> [INSTRUCTION]:
Find every line in the records below that contains the word "title", and copy each such line.

> [SUPPLIED MATERIAL]:
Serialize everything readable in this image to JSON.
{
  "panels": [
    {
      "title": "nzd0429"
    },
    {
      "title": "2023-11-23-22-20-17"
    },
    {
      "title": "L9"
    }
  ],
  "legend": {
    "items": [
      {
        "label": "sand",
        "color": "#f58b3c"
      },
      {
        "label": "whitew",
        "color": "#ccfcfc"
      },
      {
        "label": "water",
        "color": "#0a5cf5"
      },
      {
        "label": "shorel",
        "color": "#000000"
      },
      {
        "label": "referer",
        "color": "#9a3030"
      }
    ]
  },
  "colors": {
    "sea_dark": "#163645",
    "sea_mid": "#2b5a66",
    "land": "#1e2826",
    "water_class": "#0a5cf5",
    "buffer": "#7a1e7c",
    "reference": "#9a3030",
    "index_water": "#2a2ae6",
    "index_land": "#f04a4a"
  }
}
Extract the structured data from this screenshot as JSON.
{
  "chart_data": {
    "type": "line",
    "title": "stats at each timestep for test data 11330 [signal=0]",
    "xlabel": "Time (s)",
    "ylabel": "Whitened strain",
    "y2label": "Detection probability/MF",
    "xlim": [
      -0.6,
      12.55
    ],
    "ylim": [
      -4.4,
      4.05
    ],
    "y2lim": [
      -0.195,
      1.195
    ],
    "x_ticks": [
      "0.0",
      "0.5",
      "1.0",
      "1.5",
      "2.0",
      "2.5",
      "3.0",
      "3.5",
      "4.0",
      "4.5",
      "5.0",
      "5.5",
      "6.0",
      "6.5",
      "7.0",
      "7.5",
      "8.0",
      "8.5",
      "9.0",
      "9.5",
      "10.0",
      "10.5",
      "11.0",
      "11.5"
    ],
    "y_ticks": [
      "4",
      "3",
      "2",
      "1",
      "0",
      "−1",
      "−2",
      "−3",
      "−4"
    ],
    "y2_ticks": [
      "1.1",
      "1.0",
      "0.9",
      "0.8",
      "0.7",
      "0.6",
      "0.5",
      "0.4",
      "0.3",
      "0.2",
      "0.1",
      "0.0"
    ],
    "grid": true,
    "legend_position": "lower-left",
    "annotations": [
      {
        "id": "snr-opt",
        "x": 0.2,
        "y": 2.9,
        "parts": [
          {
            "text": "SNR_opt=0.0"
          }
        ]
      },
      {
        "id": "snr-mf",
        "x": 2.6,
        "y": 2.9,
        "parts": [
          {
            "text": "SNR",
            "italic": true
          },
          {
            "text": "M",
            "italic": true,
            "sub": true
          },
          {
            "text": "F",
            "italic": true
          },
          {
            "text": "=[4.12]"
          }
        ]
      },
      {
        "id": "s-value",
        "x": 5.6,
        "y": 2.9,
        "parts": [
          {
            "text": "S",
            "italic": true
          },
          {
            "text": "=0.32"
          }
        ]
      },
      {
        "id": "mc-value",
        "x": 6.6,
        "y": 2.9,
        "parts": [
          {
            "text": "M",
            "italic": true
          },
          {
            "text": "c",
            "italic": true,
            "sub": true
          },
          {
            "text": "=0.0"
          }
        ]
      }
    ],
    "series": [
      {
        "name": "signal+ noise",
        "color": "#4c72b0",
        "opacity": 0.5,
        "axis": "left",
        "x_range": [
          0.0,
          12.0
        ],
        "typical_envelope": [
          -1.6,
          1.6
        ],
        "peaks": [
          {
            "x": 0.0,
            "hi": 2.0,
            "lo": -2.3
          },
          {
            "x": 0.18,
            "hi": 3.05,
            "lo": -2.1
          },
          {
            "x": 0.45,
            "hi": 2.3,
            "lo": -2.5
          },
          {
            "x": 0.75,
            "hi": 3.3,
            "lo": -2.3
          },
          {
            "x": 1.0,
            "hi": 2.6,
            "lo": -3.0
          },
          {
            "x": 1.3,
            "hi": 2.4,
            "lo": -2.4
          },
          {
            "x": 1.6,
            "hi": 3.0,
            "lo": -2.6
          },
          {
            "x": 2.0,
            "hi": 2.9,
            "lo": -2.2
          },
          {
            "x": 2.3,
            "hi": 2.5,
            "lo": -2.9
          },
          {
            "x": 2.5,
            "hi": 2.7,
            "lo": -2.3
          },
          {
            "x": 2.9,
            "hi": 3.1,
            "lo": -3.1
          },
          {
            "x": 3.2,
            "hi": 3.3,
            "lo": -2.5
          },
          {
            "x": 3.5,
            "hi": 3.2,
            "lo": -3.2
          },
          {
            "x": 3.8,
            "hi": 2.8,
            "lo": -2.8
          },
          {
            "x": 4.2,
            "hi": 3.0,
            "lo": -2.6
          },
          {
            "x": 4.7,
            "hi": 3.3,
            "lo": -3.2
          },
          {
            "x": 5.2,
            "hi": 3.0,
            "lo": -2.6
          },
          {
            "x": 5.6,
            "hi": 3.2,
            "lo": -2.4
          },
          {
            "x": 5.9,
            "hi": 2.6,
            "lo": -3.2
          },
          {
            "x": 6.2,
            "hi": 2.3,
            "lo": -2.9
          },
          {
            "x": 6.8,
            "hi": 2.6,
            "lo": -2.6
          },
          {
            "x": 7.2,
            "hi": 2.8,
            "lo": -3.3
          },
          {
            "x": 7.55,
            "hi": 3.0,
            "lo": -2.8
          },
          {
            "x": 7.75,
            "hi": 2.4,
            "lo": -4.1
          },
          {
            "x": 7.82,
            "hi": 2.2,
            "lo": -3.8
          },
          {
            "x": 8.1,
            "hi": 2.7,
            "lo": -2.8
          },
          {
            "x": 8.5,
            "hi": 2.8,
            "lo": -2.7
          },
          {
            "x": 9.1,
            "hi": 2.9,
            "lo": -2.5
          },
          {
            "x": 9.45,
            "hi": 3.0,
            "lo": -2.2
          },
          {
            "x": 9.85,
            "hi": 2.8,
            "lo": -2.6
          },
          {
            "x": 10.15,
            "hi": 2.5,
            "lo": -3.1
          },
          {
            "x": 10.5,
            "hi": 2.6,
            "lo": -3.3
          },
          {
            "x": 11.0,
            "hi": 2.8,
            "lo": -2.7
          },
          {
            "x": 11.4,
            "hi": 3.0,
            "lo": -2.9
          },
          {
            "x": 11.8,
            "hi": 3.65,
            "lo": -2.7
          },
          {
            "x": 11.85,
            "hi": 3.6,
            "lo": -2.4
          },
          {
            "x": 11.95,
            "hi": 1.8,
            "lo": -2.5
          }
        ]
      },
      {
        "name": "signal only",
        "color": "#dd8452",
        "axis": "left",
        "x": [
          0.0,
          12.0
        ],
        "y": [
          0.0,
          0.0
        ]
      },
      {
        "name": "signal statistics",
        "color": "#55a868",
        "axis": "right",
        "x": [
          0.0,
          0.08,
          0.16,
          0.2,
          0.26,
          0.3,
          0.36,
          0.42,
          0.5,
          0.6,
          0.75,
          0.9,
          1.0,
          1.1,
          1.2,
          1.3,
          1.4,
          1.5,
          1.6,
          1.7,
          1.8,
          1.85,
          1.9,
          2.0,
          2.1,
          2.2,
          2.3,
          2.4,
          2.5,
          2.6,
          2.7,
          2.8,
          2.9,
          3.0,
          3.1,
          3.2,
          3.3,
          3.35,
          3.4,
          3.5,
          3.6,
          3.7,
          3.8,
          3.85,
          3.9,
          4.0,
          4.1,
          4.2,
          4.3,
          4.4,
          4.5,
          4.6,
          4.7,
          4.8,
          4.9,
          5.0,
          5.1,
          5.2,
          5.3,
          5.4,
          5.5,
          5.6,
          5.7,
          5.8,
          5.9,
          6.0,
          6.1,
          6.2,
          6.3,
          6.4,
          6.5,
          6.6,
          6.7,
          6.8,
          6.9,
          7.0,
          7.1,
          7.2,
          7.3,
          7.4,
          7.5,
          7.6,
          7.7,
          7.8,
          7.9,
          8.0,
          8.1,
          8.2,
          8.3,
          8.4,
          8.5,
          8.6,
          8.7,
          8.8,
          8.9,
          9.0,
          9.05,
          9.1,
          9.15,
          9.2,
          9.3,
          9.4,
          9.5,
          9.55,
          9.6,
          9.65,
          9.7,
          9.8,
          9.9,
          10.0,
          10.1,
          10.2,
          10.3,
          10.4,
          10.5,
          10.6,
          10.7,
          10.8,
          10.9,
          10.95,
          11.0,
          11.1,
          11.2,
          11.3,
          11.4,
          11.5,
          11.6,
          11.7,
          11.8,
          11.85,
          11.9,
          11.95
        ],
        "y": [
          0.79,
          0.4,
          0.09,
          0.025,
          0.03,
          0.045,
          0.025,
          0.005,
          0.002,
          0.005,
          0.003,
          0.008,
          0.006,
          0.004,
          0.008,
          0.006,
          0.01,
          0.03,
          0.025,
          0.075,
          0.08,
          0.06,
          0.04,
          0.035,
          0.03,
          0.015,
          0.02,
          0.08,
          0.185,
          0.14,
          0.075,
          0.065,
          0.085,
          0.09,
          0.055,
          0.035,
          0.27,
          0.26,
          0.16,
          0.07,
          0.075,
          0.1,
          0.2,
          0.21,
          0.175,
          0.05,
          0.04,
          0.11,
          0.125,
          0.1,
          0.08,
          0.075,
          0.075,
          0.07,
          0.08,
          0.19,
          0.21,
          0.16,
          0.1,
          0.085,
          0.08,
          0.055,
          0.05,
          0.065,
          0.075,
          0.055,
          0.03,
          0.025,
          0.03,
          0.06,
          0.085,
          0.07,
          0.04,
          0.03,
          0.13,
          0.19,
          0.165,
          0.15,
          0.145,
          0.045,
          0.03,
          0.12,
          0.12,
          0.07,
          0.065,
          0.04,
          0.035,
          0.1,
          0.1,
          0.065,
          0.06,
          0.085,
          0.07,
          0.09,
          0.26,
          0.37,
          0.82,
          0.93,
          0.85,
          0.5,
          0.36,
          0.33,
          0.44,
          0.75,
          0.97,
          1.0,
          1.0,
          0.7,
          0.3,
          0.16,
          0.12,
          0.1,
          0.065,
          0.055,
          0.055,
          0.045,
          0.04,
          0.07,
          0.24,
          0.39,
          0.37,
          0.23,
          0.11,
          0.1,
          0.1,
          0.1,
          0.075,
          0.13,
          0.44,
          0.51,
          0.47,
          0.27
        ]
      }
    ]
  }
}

> [REPLY]:
      "title": "nzd0429"
      "title": "2023-11-23-22-20-17"
      "title": "L9"
    "title": "stats at each timestep for test data 11330 [signal=0]",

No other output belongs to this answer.